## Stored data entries
----

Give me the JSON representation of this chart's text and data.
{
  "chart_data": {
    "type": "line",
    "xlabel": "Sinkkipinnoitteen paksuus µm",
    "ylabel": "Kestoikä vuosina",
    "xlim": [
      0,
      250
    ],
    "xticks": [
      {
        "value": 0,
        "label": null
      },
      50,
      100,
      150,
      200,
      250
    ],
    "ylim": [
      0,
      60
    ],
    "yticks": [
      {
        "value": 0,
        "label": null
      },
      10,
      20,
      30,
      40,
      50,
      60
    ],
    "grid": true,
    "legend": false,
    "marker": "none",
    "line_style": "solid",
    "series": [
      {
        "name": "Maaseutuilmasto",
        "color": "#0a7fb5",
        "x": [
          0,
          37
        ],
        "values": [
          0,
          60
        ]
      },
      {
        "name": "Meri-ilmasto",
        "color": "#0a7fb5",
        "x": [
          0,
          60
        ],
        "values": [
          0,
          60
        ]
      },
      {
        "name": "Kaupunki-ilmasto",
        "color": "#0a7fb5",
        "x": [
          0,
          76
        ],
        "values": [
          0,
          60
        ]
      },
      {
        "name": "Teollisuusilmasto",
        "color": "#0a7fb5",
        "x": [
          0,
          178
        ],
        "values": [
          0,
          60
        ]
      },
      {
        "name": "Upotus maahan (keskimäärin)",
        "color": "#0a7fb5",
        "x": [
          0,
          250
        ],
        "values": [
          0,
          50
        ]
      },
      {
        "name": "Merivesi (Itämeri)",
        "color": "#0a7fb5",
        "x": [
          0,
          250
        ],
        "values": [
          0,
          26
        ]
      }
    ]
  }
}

----

## GIVEN REQUEST
Copy each line of the data exactly, leaving nothing out.

## WORKED SOLUTION
Give me the JSON representation of this chart's text and data.
{
  "chart_data": {
    "type": "line",
    "xlabel": "Sinkkipinnoitteen paksuus µm",
    "ylabel": "Kestoikä vuosina",
    "xlim": [
      0,
      250
    ],
    "xticks": [
      {
        "value": 0,
        "label": null
      },
      50,
      100,
      150,
      200,
      250
    ],
    "ylim": [
      0,
      60
    ],
    "yticks": [
      {
        "value": 0,
        "label": null
      },
      10,
      20,
      30,
      40,
      50,
      60
    ],
    "grid": true,
    "legend": false,
    "marker": "none",
    "line_style": "solid",
    "series": [
      {
        "name": "Maaseutuilmasto",
        "color": "#0a7fb5",
        "x": [
          0,
          37
        ],
        "values": [
          0,
          60
        ]
      },
      {
        "name": "Meri-ilmasto",
        "color": "#0a7fb5",
        "x": [
          0,
          60
        ],
        "values": [
          0,
          60
        ]
      },
      {
        "name": "Kaupunki-ilmasto",
        "color": "#0a7fb5",
        "x": [
          0,
          76
        ],
        "values": [
          0,
          60
        ]
      },
      {
        "name": "Teollisuusilmasto",
        "color": "#0a7fb5",
        "x": [
          0,
          178
        ],
        "values": [
          0,
          60
        ]
      },
      {
        "name": "Upotus maahan (keskimäärin)",
        "color": "#0a7fb5",
        "x": [
          0,
          250
        ],
        "values": [
          0,
          50
        ]
      },
      {
        "name": "Merivesi (Itämeri)",
        "color": "#0a7fb5",
        "x": [
          0,
          250
        ],
        "values": [
          0,
          26
        ]
      }
    ]
  }
}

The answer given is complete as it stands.